- RECORDS TO PROCESS
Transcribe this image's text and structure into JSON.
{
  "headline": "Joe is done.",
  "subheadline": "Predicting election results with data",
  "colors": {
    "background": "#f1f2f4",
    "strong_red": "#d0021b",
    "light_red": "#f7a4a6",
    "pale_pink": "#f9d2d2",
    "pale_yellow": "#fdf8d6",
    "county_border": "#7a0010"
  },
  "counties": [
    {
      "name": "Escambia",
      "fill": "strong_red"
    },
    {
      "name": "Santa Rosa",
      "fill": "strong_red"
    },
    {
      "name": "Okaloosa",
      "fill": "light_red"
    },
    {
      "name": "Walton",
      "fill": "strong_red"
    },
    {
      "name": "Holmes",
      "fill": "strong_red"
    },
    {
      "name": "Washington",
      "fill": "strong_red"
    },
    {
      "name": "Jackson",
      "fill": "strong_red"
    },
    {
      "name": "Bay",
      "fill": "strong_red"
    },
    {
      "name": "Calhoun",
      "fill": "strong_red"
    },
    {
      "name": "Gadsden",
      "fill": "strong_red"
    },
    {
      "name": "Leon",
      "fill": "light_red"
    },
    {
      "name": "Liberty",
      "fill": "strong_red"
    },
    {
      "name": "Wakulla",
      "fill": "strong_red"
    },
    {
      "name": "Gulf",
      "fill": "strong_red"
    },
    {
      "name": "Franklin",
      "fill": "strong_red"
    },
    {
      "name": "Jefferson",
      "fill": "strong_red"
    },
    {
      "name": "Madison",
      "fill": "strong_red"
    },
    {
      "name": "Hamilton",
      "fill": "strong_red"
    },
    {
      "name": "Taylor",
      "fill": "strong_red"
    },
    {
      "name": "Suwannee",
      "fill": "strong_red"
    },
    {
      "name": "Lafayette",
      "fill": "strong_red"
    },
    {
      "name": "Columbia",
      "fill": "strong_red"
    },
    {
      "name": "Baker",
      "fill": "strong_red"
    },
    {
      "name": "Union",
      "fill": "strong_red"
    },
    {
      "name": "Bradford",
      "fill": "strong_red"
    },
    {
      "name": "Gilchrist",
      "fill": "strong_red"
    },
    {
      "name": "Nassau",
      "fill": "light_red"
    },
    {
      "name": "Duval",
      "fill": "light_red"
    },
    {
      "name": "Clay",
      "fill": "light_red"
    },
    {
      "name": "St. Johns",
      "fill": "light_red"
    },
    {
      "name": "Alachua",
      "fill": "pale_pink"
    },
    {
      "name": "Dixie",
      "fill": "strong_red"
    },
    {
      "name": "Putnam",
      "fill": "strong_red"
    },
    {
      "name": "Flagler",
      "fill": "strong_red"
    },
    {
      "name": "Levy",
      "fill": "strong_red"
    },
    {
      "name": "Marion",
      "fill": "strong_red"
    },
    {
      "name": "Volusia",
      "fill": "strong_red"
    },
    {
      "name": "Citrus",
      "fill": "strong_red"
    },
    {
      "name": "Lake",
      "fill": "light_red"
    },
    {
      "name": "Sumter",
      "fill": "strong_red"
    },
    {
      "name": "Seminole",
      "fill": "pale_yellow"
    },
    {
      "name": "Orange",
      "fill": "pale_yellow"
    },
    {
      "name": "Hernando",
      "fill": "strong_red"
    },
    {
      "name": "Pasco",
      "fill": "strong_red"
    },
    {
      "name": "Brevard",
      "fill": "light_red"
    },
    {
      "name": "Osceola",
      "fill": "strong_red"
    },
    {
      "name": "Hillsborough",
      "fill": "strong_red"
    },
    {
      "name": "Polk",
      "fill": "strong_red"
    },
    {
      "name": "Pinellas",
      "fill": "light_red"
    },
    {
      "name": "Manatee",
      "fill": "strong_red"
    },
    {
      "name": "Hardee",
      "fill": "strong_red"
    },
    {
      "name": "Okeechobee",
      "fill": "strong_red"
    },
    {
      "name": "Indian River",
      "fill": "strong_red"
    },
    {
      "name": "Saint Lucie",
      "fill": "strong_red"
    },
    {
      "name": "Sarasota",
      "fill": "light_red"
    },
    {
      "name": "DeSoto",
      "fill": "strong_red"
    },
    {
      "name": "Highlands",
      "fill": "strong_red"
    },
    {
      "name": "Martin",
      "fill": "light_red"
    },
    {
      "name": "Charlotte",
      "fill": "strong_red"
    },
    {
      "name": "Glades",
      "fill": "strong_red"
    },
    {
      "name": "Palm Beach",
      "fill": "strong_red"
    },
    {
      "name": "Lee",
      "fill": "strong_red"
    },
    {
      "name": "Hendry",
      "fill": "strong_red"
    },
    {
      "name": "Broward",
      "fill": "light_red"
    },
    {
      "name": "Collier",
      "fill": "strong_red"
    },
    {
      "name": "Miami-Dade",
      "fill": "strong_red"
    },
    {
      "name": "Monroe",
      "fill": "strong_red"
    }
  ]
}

* * *

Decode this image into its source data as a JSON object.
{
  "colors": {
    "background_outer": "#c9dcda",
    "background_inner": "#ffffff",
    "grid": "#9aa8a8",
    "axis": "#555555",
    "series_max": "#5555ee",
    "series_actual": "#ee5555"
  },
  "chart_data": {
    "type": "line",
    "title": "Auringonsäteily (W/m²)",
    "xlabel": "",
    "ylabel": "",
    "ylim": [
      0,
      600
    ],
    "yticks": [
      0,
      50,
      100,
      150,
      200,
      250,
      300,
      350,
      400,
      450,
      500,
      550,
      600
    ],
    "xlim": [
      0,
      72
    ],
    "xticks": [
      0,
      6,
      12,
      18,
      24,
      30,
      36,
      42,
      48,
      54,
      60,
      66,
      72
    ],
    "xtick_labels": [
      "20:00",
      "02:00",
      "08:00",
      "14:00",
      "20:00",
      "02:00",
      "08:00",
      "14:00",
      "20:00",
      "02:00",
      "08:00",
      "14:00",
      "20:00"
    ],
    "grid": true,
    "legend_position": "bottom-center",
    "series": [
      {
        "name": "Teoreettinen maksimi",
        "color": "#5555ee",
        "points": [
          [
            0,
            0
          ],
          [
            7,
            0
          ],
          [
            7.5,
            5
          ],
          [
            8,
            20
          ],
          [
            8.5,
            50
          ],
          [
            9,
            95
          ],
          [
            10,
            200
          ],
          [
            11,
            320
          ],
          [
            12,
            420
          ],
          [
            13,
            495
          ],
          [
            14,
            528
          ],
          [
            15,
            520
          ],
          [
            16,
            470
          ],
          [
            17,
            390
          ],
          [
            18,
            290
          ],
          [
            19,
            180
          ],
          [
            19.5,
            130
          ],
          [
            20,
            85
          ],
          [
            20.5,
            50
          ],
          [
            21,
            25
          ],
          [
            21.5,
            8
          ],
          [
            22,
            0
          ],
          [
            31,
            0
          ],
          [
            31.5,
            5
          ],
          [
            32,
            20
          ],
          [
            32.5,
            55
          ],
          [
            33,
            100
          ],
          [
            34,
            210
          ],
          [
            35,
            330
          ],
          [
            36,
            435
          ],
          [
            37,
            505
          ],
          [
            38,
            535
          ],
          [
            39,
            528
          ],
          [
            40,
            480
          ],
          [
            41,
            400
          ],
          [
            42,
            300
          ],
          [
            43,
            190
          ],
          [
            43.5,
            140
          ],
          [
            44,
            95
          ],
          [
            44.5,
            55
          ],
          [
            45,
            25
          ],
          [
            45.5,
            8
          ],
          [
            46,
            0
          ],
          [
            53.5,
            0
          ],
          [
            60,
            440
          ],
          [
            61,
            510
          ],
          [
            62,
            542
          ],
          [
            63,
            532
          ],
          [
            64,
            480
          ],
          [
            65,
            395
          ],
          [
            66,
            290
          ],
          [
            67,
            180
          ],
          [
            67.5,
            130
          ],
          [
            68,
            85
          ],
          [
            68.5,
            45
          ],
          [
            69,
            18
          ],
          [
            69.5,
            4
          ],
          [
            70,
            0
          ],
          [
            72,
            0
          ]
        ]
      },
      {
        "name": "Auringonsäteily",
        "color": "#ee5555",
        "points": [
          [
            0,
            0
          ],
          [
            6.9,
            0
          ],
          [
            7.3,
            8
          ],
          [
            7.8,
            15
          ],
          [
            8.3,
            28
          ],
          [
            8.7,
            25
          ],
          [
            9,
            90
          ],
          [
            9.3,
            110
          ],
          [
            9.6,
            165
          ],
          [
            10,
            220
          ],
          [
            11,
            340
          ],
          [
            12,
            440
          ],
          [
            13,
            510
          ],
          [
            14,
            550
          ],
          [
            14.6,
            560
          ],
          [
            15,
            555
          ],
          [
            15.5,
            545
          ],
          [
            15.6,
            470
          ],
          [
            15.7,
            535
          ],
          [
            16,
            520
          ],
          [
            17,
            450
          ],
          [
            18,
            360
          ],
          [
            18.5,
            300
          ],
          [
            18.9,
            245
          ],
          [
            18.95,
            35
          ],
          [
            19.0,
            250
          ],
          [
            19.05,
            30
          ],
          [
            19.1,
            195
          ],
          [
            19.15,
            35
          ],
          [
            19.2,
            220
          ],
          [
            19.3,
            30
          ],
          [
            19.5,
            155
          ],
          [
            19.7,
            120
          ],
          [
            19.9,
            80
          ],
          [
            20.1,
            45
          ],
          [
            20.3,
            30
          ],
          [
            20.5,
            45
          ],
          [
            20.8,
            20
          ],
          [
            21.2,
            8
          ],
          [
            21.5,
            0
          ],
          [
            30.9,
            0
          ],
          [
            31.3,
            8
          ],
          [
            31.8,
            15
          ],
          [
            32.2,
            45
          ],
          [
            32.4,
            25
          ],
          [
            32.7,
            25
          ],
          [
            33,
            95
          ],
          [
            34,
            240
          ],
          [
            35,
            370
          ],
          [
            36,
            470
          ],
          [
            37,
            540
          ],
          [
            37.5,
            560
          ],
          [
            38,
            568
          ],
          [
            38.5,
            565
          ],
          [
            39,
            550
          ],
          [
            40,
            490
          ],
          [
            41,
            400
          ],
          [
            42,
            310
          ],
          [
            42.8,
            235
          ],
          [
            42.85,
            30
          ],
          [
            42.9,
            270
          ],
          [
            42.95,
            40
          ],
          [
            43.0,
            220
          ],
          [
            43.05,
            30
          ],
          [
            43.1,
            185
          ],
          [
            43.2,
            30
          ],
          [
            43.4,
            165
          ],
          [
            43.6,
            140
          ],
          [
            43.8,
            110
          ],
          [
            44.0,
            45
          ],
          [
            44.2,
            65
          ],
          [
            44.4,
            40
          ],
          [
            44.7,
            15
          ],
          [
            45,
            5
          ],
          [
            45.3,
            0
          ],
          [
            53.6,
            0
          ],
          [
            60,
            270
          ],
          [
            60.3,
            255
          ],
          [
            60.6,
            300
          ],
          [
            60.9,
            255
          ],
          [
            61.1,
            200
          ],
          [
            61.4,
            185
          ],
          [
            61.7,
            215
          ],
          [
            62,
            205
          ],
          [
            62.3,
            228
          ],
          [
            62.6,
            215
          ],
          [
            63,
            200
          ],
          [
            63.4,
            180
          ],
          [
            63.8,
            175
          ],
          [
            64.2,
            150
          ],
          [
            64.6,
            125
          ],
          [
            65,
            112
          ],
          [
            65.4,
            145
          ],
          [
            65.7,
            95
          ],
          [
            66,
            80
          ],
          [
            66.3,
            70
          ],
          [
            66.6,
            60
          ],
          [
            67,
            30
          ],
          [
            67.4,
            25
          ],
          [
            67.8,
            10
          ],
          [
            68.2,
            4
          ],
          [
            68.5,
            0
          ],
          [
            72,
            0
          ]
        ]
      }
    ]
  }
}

- PROBLEM DESCRIPTION
Read the entries and show each line that mentions "Auringonsäteily".

- OUTPUT OF THE EXERCISE
    "title": "Auringonsäteily (W/m²)",
        "name": "Auringonsäteily",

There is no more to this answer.